▶ **Task requirements**
Report how many lines contain "населения"; state the number and nothing else.

▶ **Information shown**
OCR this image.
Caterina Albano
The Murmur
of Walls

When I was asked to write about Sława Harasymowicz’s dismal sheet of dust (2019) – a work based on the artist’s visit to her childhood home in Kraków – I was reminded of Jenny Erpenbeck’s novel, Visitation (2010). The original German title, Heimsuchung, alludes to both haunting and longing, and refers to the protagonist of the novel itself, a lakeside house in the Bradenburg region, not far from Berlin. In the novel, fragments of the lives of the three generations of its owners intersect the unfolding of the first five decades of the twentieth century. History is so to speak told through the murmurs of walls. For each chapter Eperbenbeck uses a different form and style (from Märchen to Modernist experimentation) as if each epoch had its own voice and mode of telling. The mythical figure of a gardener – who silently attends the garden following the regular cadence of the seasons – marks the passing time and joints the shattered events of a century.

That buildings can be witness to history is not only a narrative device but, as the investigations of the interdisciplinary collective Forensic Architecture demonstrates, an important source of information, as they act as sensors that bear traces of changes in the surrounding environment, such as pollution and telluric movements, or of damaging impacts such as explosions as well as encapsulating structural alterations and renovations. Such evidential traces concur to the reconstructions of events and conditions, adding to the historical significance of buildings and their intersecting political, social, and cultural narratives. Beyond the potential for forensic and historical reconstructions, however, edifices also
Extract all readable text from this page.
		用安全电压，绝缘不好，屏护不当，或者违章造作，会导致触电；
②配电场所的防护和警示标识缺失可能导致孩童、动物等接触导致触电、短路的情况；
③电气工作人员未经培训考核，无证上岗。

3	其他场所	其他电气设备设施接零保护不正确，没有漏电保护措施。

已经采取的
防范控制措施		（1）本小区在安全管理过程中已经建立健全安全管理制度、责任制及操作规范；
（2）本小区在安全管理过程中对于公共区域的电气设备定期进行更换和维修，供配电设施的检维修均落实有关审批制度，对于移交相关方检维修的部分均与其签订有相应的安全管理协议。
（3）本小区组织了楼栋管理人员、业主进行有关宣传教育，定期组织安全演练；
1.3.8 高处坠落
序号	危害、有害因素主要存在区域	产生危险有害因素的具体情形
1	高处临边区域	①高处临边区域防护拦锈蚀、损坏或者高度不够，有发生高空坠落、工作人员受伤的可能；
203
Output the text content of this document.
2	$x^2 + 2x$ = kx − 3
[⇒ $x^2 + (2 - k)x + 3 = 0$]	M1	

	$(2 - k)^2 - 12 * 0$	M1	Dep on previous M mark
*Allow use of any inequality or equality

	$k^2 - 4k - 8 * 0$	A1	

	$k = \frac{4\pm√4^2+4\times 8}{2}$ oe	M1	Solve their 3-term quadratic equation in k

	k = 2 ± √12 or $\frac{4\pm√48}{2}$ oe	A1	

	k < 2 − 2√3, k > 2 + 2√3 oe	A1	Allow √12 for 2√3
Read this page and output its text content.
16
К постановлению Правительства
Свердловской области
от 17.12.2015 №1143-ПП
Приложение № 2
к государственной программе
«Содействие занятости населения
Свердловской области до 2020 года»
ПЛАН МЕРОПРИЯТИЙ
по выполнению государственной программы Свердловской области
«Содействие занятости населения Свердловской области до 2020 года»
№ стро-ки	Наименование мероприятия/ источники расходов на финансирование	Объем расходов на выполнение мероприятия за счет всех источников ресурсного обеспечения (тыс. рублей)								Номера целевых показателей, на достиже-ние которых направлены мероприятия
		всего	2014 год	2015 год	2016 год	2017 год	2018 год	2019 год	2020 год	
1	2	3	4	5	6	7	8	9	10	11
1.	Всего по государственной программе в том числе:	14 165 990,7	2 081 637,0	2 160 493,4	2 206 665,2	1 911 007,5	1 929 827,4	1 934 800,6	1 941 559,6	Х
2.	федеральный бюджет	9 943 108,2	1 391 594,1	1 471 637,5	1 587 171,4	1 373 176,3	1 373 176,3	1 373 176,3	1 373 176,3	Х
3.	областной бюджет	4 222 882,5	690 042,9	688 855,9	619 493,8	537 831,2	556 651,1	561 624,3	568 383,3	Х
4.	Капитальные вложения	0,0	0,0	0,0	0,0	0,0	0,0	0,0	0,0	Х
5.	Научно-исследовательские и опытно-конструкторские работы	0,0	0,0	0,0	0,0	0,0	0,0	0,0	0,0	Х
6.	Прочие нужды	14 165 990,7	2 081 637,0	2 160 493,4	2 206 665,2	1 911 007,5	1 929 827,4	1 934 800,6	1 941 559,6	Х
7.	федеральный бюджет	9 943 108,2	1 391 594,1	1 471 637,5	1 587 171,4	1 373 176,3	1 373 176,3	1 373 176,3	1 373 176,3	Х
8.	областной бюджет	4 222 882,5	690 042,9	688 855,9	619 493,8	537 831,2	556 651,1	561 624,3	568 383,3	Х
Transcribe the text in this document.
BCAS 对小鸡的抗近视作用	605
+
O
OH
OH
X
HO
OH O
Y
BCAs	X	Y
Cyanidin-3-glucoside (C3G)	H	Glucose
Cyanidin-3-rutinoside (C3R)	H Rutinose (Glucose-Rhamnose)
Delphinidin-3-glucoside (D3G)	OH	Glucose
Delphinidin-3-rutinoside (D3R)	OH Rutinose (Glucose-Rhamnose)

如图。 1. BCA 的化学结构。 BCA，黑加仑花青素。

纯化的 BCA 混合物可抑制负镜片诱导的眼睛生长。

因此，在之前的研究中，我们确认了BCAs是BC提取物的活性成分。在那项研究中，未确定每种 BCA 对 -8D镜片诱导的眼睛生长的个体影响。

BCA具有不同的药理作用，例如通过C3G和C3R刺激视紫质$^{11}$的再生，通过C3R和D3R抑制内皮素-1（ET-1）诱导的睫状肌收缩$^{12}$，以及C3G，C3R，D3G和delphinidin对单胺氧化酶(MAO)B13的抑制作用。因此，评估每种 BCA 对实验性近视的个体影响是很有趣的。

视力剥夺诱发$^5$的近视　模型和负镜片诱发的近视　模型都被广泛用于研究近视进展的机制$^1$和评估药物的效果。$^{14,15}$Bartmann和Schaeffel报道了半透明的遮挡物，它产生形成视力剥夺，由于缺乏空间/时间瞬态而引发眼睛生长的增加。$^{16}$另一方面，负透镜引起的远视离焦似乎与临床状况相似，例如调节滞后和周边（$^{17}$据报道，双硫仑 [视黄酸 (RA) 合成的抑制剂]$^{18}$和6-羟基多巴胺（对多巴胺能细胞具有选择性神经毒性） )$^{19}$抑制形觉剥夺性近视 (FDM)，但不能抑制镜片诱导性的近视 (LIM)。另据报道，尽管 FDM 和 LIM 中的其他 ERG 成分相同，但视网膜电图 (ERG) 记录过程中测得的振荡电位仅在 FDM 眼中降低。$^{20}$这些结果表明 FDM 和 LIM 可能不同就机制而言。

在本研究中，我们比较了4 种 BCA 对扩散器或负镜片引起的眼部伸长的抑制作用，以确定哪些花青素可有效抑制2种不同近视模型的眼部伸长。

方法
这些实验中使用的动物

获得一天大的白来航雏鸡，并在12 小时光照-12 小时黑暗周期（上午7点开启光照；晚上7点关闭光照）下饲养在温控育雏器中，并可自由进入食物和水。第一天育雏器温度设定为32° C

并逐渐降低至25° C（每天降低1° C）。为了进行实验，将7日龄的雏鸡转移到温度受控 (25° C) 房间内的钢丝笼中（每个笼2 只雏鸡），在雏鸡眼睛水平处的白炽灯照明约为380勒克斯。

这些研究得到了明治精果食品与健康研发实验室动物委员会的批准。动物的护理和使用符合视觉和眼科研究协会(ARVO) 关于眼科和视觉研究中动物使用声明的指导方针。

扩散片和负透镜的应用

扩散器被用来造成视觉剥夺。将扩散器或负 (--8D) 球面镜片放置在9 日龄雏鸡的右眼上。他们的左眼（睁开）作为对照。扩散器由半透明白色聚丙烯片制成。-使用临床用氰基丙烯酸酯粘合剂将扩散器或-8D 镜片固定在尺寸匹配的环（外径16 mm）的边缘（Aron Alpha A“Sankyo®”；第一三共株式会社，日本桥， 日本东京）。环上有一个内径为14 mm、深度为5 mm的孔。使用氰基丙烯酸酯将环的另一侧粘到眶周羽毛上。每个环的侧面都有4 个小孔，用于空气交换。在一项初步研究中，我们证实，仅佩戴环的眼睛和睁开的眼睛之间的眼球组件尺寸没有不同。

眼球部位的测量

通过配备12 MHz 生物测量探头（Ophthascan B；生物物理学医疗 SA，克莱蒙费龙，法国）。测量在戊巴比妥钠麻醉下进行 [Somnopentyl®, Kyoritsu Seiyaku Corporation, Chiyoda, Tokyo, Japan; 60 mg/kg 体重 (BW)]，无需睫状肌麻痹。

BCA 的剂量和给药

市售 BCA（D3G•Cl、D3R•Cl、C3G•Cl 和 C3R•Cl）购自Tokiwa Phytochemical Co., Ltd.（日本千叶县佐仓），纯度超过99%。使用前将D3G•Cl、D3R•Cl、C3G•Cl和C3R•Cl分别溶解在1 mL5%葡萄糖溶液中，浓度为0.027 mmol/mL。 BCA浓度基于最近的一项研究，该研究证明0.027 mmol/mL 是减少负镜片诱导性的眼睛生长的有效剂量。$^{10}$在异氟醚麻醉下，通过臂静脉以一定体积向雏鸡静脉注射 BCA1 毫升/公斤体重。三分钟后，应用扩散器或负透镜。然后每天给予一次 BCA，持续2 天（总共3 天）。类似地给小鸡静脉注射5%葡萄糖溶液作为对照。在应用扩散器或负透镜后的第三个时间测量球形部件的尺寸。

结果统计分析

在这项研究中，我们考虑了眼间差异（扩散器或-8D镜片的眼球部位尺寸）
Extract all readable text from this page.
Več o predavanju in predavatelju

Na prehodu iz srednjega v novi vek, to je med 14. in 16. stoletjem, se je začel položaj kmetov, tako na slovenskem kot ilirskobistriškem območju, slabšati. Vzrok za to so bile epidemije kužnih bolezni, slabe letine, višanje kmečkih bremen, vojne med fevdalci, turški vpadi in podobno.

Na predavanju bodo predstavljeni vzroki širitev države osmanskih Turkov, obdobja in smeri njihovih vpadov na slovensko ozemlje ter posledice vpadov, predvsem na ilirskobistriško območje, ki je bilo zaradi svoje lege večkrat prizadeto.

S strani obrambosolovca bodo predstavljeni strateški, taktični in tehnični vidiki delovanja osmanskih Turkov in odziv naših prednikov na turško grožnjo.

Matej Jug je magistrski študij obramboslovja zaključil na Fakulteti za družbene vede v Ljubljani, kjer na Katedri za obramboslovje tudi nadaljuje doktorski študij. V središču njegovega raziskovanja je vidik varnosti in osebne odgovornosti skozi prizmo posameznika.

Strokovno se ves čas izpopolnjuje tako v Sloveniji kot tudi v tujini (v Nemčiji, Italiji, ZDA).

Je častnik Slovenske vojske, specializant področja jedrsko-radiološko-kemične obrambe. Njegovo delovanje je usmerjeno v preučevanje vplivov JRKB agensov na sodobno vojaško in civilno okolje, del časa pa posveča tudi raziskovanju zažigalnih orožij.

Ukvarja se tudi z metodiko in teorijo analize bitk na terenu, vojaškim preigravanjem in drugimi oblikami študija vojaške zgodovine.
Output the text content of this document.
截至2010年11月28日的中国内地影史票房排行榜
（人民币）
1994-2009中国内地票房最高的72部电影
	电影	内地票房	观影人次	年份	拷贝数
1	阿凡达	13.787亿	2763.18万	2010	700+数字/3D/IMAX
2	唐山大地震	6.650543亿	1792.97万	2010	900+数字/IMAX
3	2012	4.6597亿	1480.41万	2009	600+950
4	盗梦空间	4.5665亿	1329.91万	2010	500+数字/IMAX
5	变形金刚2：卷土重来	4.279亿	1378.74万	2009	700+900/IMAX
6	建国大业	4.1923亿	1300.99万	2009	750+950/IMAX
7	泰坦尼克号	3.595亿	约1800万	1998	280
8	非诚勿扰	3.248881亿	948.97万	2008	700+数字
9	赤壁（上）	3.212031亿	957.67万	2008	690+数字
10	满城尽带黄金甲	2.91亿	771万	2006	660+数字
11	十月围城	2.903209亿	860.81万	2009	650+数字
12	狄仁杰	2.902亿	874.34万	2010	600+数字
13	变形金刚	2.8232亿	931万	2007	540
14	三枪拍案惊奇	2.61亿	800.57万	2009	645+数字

▶ **Final answer**
2